Copy out every line containing the word "Chili".

══════════════════════════════

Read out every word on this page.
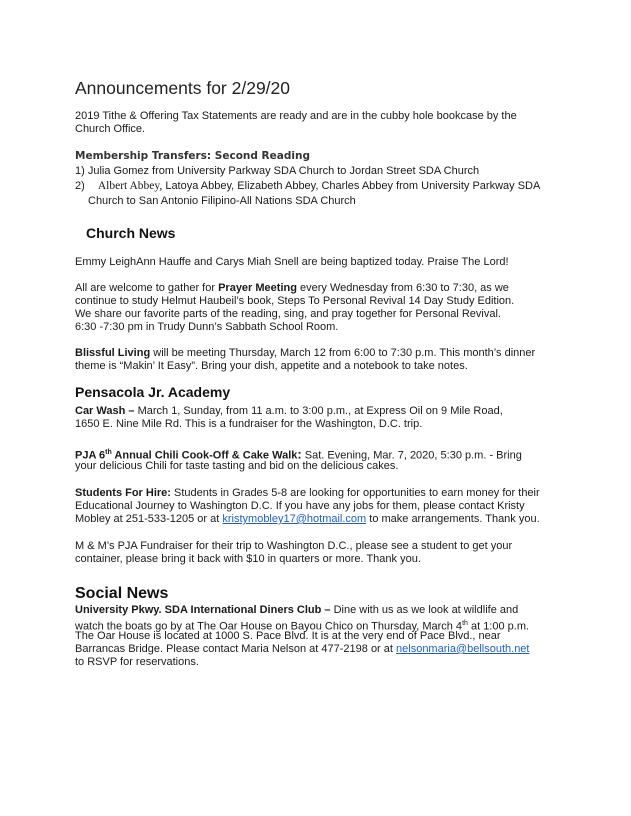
Announcements for 2/29/20
2019 Tithe & Offering Tax Statements are ready and are in the cubby hole bookcase by the
Church Office.
Membership Transfers: Second Reading
1) Julia Gomez from University Parkway SDA Church to Jordan Street SDA Church
2) Albert Abbey, Latoya Abbey, Elizabeth Abbey, Charles Abbey from University Parkway SDA
Church to San Antonio Filipino-All Nations SDA Church
Church News
Emmy LeighAnn Hauffe and Carys Miah Snell are being baptized today. Praise The Lord!
All are welcome to gather for Prayer Meeting every Wednesday from 6:30 to 7:30, as we
continue to study Helmut Haubeil’s book, Steps To Personal Revival 14 Day Study Edition.
We share our favorite parts of the reading, sing, and pray together for Personal Revival.
6:30 -7:30 pm in Trudy Dunn’s Sabbath School Room.
Blissful Living will be meeting Thursday, March 12 from 6:00 to 7:30 p.m. This month’s dinner
theme is “Makin’ It Easy”. Bring your dish, appetite and a notebook to take notes.
Pensacola Jr. Academy
Car Wash – March 1, Sunday, from 11 a.m. to 3:00 p.m., at Express Oil on 9 Mile Road,
1650 E. Nine Mile Rd. This is a fundraiser for the Washington, D.C. trip.
PJA 6th Annual Chili Cook-Off & Cake Walk: Sat. Evening, Mar. 7, 2020, 5:30 p.m. - Bring
your delicious Chili for taste tasting and bid on the delicious cakes.
Students For Hire: Students in Grades 5-8 are looking for opportunities to earn money for their
Educational Journey to Washington D.C. If you have any jobs for them, please contact Kristy
Mobley at 251-533-1205 or at kristymobley17@hotmail.com to make arrangements. Thank you.
M & M’s PJA Fundraiser for their trip to Washington D.C., please see a student to get your
container, please bring it back with $10 in quarters or more. Thank you.
Social News
University Pkwy. SDA International Diners Club – Dine with us as we look at wildlife and
watch the boats go by at The Oar House on Bayou Chico on Thursday, March 4th at 1:00 p.m.
The Oar House is located at 1000 S. Pace Blvd. It is at the very end of Pace Blvd., near
Barrancas Bridge. Please contact Maria Nelson at 477-2198 or at nelsonmaria@bellsouth.net
to RSVP for reservations.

══════════════════════════════

Exercise answer -
PJA 6th Annual Chili Cook-Off & Cake Walk: Sat. Evening, Mar. 7, 2020, 5:30 p.m. - Bring
your delicious Chili for taste tasting and bid on the delicious cakes.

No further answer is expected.